▶ **WHAT IS BEING ASKED**
Give the material again in full, matching it exactly.

▶ **MATERIAL FOR THIS EXERCISE**
-- BEGIN --

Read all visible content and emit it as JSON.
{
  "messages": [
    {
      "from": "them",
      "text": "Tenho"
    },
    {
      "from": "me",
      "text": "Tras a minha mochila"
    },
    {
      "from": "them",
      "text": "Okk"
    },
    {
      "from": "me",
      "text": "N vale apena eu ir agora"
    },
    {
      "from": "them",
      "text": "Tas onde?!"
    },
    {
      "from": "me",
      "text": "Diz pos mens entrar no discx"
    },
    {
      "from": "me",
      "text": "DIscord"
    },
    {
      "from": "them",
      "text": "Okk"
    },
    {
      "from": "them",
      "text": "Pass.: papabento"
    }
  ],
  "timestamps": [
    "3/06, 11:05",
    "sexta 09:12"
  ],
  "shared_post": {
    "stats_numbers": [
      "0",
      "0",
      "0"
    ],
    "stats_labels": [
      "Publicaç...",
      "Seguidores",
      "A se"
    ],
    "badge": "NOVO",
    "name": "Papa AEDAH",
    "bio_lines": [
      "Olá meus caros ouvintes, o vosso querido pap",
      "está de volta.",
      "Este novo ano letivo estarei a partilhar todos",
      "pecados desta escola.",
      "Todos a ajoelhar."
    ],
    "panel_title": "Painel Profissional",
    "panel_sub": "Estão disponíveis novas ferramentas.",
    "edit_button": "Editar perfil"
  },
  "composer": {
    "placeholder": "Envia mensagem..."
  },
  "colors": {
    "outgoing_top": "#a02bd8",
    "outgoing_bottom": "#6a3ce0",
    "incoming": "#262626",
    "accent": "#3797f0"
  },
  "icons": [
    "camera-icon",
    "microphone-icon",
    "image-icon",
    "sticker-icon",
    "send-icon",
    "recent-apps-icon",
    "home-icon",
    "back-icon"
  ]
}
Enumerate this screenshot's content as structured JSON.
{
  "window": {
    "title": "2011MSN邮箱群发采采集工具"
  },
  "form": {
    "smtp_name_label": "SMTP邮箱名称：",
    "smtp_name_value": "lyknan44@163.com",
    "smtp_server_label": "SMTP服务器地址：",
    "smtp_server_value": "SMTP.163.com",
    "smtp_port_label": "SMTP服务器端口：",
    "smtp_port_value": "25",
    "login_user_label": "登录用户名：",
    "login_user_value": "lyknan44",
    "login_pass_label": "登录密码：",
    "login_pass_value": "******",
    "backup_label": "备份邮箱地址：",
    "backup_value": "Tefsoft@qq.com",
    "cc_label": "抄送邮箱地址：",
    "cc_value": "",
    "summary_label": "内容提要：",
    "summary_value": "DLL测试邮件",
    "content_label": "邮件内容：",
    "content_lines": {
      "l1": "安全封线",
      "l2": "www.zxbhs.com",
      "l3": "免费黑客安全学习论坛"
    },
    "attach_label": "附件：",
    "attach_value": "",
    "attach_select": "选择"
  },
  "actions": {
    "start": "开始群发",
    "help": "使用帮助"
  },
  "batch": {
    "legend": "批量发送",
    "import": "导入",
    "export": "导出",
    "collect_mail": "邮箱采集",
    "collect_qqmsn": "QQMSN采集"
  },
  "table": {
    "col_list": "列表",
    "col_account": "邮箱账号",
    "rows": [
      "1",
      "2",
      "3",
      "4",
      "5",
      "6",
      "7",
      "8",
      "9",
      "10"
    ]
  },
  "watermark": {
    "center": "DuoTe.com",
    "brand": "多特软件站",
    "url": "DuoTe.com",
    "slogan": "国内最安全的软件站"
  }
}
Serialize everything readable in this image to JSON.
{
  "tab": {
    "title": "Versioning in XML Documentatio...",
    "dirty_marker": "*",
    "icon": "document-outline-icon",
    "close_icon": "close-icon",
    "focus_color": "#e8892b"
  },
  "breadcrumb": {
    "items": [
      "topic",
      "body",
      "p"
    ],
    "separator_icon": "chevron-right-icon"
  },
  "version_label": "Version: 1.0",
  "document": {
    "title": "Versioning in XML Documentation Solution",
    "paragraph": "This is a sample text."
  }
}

-- END --

▶ **COMPLETED TASK**
Read all visible content and emit it as JSON.
{
  "messages": [
    {
      "from": "them",
      "text": "Tenho"
    },
    {
      "from": "me",
      "text": "Tras a minha mochila"
    },
    {
      "from": "them",
      "text": "Okk"
    },
    {
      "from": "me",
      "text": "N vale apena eu ir agora"
    },
    {
      "from": "them",
      "text": "Tas onde?!"
    },
    {
      "from": "me",
      "text": "Diz pos mens entrar no discx"
    },
    {
      "from": "me",
      "text": "DIscord"
    },
    {
      "from": "them",
      "text": "Okk"
    },
    {
      "from": "them",
      "text": "Pass.: papabento"
    }
  ],
  "timestamps": [
    "3/06, 11:05",
    "sexta 09:12"
  ],
  "shared_post": {
    "stats_numbers": [
      "0",
      "0",
      "0"
    ],
    "stats_labels": [
      "Publicaç...",
      "Seguidores",
      "A se"
    ],
    "badge": "NOVO",
    "name": "Papa AEDAH",
    "bio_lines": [
      "Olá meus caros ouvintes, o vosso querido pap",
      "está de volta.",
      "Este novo ano letivo estarei a partilhar todos",
      "pecados desta escola.",
      "Todos a ajoelhar."
    ],
    "panel_title": "Painel Profissional",
    "panel_sub": "Estão disponíveis novas ferramentas.",
    "edit_button": "Editar perfil"
  },
  "composer": {
    "placeholder": "Envia mensagem..."
  },
  "colors": {
    "outgoing_top": "#a02bd8",
    "outgoing_bottom": "#6a3ce0",
    "incoming": "#262626",
    "accent": "#3797f0"
  },
  "icons": [
    "camera-icon",
    "microphone-icon",
    "image-icon",
    "sticker-icon",
    "send-icon",
    "recent-apps-icon",
    "home-icon",
    "back-icon"
  ]
}
Enumerate this screenshot's content as structured JSON.
{
  "window": {
    "title": "2011MSN邮箱群发采采集工具"
  },
  "form": {
    "smtp_name_label": "SMTP邮箱名称：",
    "smtp_name_value": "lyknan44@163.com",
    "smtp_server_label": "SMTP服务器地址：",
    "smtp_server_value": "SMTP.163.com",
    "smtp_port_label": "SMTP服务器端口：",
    "smtp_port_value": "25",
    "login_user_label": "登录用户名：",
    "login_user_value": "lyknan44",
    "login_pass_label": "登录密码：",
    "login_pass_value": "******",
    "backup_label": "备份邮箱地址：",
    "backup_value": "Tefsoft@qq.com",
    "cc_label": "抄送邮箱地址：",
    "cc_value": "",
    "summary_label": "内容提要：",
    "summary_value": "DLL测试邮件",
    "content_label": "邮件内容：",
    "content_lines": {
      "l1": "安全封线",
      "l2": "www.zxbhs.com",
      "l3": "免费黑客安全学习论坛"
    },
    "attach_label": "附件：",
    "attach_value": "",
    "attach_select": "选择"
  },
  "actions": {
    "start": "开始群发",
    "help": "使用帮助"
  },
  "batch": {
    "legend": "批量发送",
    "import": "导入",
    "export": "导出",
    "collect_mail": "邮箱采集",
    "collect_qqmsn": "QQMSN采集"
  },
  "table": {
    "col_list": "列表",
    "col_account": "邮箱账号",
    "rows": [
      "1",
      "2",
      "3",
      "4",
      "5",
      "6",
      "7",
      "8",
      "9",
      "10"
    ]
  },
  "watermark": {
    "center": "DuoTe.com",
    "brand": "多特软件站",
    "url": "DuoTe.com",
    "slogan": "国内最安全的软件站"
  }
}
Serialize everything readable in this image to JSON.
{
  "tab": {
    "title": "Versioning in XML Documentatio...",
    "dirty_marker": "*",
    "icon": "document-outline-icon",
    "close_icon": "close-icon",
    "focus_color": "#e8892b"
  },
  "breadcrumb": {
    "items": [
      "topic",
      "body",
      "p"
    ],
    "separator_icon": "chevron-right-icon"
  },
  "version_label": "Version: 1.0",
  "document": {
    "title": "Versioning in XML Documentation Solution",
    "paragraph": "This is a sample text."
  }
}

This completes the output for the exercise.